#### [PROBLEM DETAILS]
Count the lines in the material below that contain the string "PART". Reply with the number alone.

#### [A block of data]
────

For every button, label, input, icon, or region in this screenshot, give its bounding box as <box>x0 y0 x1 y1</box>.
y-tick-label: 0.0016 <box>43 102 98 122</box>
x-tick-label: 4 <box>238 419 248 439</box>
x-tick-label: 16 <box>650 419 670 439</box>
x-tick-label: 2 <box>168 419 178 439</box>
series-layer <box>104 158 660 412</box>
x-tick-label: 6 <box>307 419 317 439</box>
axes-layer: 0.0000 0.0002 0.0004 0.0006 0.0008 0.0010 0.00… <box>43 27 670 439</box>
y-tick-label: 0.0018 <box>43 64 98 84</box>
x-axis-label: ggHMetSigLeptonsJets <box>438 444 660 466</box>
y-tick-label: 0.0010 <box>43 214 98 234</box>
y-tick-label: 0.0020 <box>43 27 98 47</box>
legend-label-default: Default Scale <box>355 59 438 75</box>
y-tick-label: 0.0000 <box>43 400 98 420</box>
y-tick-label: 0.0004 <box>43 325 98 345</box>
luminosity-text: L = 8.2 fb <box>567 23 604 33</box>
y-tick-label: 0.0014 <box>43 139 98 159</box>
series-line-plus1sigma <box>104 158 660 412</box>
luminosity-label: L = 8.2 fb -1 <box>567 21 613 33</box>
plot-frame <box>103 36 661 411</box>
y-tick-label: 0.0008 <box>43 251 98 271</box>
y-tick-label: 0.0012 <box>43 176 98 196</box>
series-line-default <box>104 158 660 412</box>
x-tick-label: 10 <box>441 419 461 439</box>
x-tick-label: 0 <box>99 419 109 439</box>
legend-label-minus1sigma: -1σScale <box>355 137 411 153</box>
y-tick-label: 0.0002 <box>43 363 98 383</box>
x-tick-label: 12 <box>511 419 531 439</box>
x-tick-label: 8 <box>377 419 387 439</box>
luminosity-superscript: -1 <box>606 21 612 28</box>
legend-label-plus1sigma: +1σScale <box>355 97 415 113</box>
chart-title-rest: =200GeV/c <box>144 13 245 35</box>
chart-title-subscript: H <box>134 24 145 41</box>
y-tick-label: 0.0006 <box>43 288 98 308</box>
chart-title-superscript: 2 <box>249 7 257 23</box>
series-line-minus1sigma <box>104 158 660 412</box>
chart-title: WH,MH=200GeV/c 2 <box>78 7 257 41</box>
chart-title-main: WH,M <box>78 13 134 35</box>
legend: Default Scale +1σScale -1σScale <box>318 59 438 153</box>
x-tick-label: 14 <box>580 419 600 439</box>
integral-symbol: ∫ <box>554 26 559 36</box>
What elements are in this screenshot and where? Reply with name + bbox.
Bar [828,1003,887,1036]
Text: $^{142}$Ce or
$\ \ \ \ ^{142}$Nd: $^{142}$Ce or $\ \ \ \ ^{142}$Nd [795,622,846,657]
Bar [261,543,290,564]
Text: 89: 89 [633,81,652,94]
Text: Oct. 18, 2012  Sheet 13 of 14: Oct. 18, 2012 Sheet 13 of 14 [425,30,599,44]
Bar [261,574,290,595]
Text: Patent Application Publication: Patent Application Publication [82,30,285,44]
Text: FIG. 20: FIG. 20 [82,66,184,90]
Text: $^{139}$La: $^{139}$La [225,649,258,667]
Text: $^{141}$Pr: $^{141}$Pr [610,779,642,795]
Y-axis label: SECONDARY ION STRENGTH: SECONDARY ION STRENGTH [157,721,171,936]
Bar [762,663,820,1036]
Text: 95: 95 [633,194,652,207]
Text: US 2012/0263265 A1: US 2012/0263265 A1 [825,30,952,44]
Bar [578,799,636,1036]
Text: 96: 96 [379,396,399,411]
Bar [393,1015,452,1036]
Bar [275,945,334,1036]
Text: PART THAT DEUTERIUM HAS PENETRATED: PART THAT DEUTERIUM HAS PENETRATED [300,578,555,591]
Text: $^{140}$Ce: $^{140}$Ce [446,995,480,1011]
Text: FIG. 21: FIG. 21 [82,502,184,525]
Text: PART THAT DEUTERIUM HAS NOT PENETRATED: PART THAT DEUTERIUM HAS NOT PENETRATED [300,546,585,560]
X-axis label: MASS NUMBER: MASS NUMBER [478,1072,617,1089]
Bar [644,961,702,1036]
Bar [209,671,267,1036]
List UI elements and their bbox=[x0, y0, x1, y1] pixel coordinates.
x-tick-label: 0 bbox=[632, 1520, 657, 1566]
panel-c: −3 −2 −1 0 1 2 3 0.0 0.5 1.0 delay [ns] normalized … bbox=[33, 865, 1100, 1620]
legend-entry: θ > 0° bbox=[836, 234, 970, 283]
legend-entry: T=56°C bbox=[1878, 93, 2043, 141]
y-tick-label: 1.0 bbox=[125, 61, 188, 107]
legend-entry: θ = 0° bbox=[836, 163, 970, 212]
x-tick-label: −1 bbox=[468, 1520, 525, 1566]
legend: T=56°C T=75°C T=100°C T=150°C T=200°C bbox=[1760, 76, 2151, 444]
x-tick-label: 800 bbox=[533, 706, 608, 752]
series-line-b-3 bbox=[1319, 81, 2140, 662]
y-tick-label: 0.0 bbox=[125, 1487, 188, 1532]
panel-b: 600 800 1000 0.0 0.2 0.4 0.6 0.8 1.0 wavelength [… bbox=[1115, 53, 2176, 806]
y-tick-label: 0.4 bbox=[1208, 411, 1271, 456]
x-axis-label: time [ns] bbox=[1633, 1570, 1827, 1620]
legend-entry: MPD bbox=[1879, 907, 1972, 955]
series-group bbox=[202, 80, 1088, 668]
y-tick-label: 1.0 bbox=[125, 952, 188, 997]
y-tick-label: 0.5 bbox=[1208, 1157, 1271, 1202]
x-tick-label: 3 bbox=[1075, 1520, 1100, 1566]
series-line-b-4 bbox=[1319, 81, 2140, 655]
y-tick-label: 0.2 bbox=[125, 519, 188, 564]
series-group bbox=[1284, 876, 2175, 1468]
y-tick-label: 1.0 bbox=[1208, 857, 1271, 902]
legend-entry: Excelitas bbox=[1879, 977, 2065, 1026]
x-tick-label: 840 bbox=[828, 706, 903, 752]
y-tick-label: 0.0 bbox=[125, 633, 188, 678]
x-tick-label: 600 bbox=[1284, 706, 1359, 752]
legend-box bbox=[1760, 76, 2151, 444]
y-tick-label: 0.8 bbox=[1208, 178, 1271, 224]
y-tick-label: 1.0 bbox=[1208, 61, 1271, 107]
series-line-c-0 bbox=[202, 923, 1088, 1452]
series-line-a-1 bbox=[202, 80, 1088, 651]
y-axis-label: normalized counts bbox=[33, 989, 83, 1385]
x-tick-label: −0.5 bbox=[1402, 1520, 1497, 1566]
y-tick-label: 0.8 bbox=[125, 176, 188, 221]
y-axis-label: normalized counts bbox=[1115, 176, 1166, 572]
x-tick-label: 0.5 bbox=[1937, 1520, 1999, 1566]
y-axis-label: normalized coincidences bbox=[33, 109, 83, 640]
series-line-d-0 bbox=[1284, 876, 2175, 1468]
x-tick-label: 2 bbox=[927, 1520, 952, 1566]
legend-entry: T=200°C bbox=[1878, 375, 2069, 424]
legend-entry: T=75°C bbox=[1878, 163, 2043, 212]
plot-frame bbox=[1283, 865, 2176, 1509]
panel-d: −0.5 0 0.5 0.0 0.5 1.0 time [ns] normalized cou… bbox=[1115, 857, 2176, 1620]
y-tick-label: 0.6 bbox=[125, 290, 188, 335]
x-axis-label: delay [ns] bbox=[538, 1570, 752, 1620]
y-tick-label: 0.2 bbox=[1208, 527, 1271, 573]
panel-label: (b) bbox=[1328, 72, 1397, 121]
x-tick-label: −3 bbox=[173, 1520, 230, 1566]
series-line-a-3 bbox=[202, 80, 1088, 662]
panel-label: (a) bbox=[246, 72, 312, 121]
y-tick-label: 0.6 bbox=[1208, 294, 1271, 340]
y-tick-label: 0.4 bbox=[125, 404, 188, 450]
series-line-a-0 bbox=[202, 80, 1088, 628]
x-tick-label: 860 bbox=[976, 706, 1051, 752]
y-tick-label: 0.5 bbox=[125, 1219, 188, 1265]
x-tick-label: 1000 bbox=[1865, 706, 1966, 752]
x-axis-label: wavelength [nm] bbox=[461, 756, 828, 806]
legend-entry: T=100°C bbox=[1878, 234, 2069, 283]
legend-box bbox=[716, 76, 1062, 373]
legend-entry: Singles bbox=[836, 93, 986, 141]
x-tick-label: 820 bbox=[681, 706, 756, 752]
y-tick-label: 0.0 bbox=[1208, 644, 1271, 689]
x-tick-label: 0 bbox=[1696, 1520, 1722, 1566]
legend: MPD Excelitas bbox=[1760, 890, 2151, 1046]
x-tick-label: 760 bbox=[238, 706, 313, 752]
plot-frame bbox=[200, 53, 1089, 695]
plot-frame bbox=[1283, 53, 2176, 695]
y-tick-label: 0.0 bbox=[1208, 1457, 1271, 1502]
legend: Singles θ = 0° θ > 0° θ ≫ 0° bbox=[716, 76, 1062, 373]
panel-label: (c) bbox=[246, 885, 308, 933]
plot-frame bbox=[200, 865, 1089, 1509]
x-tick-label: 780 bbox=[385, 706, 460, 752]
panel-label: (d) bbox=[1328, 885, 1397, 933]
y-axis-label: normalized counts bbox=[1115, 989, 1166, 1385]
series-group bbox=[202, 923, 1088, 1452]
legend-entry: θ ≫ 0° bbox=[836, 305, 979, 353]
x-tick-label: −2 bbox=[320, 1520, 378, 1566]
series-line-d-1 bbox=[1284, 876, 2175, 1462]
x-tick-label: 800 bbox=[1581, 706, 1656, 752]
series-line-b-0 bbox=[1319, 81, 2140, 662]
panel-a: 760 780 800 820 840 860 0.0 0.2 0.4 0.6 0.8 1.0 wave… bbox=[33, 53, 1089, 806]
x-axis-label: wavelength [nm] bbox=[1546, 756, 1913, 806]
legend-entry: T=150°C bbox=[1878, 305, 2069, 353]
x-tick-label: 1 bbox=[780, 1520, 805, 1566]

────

#### [PROBLEM SOLUTION]
2